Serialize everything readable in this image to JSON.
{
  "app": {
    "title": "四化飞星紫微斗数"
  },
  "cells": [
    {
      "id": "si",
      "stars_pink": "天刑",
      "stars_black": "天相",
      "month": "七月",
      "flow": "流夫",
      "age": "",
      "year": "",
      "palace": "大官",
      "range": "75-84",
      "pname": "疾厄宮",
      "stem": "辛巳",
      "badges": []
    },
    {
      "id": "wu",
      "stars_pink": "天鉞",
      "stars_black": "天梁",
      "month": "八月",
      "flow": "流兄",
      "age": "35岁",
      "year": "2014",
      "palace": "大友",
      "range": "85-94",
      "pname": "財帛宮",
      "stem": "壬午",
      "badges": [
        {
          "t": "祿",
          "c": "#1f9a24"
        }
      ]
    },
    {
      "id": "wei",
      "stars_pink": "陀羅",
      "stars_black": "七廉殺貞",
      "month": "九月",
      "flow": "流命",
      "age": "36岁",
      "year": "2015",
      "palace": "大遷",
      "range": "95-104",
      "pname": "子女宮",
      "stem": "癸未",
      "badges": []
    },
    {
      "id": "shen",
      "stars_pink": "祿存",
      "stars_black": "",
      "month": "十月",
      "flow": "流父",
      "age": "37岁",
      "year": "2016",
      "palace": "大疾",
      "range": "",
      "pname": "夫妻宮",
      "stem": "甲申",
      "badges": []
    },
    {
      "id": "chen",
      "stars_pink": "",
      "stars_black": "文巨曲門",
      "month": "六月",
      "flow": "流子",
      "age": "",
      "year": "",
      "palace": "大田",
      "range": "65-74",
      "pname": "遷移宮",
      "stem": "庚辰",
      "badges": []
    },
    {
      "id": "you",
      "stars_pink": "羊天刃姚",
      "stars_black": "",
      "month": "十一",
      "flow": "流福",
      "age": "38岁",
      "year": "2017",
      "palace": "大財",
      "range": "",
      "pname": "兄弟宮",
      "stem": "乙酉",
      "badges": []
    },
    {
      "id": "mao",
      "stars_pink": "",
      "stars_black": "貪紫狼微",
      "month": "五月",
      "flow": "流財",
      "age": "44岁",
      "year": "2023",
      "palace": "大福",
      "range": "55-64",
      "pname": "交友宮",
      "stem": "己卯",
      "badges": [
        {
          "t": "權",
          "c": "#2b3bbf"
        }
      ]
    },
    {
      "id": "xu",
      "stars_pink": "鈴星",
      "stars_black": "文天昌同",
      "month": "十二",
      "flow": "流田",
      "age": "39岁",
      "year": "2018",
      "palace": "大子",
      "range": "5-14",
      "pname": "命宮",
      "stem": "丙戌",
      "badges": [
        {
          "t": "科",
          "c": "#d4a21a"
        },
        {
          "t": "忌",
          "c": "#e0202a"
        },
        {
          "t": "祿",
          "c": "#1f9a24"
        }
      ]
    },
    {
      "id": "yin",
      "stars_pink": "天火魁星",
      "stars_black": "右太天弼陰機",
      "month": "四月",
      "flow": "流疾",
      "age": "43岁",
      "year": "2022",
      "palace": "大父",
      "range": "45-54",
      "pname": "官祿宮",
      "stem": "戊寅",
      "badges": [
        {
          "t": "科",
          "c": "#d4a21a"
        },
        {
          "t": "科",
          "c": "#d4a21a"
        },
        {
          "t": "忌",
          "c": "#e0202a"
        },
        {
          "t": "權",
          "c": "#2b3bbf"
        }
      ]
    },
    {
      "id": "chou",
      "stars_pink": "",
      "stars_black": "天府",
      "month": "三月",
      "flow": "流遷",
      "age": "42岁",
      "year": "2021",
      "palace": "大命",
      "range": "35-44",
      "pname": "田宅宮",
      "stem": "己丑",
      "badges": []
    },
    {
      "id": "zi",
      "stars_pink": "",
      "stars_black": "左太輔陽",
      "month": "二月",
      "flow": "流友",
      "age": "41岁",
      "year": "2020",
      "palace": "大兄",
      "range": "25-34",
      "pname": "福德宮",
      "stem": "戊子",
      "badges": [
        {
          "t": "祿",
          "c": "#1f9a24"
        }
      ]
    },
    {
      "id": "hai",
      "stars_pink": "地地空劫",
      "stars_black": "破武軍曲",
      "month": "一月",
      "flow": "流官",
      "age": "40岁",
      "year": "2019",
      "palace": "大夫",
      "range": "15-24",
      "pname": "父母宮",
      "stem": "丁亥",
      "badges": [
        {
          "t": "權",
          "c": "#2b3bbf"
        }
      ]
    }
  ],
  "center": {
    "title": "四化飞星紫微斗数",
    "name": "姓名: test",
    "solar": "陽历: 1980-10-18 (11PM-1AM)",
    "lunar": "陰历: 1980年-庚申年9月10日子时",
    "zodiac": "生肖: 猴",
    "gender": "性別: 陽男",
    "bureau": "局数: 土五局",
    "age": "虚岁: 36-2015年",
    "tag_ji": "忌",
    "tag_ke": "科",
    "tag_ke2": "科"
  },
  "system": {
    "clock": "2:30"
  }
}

******************************

Stated exercise ::
Each record must be repeated exactly as it is.

Task answer ::
Serialize everything readable in this image to JSON.
{
  "app": {
    "title": "四化飞星紫微斗数"
  },
  "cells": [
    {
      "id": "si",
      "stars_pink": "天刑",
      "stars_black": "天相",
      "month": "七月",
      "flow": "流夫",
      "age": "",
      "year": "",
      "palace": "大官",
      "range": "75-84",
      "pname": "疾厄宮",
      "stem": "辛巳",
      "badges": []
    },
    {
      "id": "wu",
      "stars_pink": "天鉞",
      "stars_black": "天梁",
      "month": "八月",
      "flow": "流兄",
      "age": "35岁",
      "year": "2014",
      "palace": "大友",
      "range": "85-94",
      "pname": "財帛宮",
      "stem": "壬午",
      "badges": [
        {
          "t": "祿",
          "c": "#1f9a24"
        }
      ]
    },
    {
      "id": "wei",
      "stars_pink": "陀羅",
      "stars_black": "七廉殺貞",
      "month": "九月",
      "flow": "流命",
      "age": "36岁",
      "year": "2015",
      "palace": "大遷",
      "range": "95-104",
      "pname": "子女宮",
      "stem": "癸未",
      "badges": []
    },
    {
      "id": "shen",
      "stars_pink": "祿存",
      "stars_black": "",
      "month": "十月",
      "flow": "流父",
      "age": "37岁",
      "year": "2016",
      "palace": "大疾",
      "range": "",
      "pname": "夫妻宮",
      "stem": "甲申",
      "badges": []
    },
    {
      "id": "chen",
      "stars_pink": "",
      "stars_black": "文巨曲門",
      "month": "六月",
      "flow": "流子",
      "age": "",
      "year": "",
      "palace": "大田",
      "range": "65-74",
      "pname": "遷移宮",
      "stem": "庚辰",
      "badges": []
    },
    {
      "id": "you",
      "stars_pink": "羊天刃姚",
      "stars_black": "",
      "month": "十一",
      "flow": "流福",
      "age": "38岁",
      "year": "2017",
      "palace": "大財",
      "range": "",
      "pname": "兄弟宮",
      "stem": "乙酉",
      "badges": []
    },
    {
      "id": "mao",
      "stars_pink": "",
      "stars_black": "貪紫狼微",
      "month": "五月",
      "flow": "流財",
      "age": "44岁",
      "year": "2023",
      "palace": "大福",
      "range": "55-64",
      "pname": "交友宮",
      "stem": "己卯",
      "badges": [
        {
          "t": "權",
          "c": "#2b3bbf"
        }
      ]
    },
    {
      "id": "xu",
      "stars_pink": "鈴星",
      "stars_black": "文天昌同",
      "month": "十二",
      "flow": "流田",
      "age": "39岁",
      "year": "2018",
      "palace": "大子",
      "range": "5-14",
      "pname": "命宮",
      "stem": "丙戌",
      "badges": [
        {
          "t": "科",
          "c": "#d4a21a"
        },
        {
          "t": "忌",
          "c": "#e0202a"
        },
        {
          "t": "祿",
          "c": "#1f9a24"
        }
      ]
    },
    {
      "id": "yin",
      "stars_pink": "天火魁星",
      "stars_black": "右太天弼陰機",
      "month": "四月",
      "flow": "流疾",
      "age": "43岁",
      "year": "2022",
      "palace": "大父",
      "range": "45-54",
      "pname": "官祿宮",
      "stem": "戊寅",
      "badges": [
        {
          "t": "科",
          "c": "#d4a21a"
        },
        {
          "t": "科",
          "c": "#d4a21a"
        },
        {
          "t": "忌",
          "c": "#e0202a"
        },
        {
          "t": "權",
          "c": "#2b3bbf"
        }
      ]
    },
    {
      "id": "chou",
      "stars_pink": "",
      "stars_black": "天府",
      "month": "三月",
      "flow": "流遷",
      "age": "42岁",
      "year": "2021",
      "palace": "大命",
      "range": "35-44",
      "pname": "田宅宮",
      "stem": "己丑",
      "badges": []
    },
    {
      "id": "zi",
      "stars_pink": "",
      "stars_black": "左太輔陽",
      "month": "二月",
      "flow": "流友",
      "age": "41岁",
      "year": "2020",
      "palace": "大兄",
      "range": "25-34",
      "pname": "福德宮",
      "stem": "戊子",
      "badges": [
        {
          "t": "祿",
          "c": "#1f9a24"
        }
      ]
    },
    {
      "id": "hai",
      "stars_pink": "地地空劫",
      "stars_black": "破武軍曲",
      "month": "一月",
      "flow": "流官",
      "age": "40岁",
      "year": "2019",
      "palace": "大夫",
      "range": "15-24",
      "pname": "父母宮",
      "stem": "丁亥",
      "badges": [
        {
          "t": "權",
          "c": "#2b3bbf"
        }
      ]
    }
  ],
  "center": {
    "title": "四化飞星紫微斗数",
    "name": "姓名: test",
    "solar": "陽历: 1980-10-18 (11PM-1AM)",
    "lunar": "陰历: 1980年-庚申年9月10日子时",
    "zodiac": "生肖: 猴",
    "gender": "性別: 陽男",
    "bureau": "局数: 土五局",
    "age": "虚岁: 36-2015年",
    "tag_ji": "忌",
    "tag_ke": "科",
    "tag_ke2": "科"
  },
  "system": {
    "clock": "2:30"
  }
}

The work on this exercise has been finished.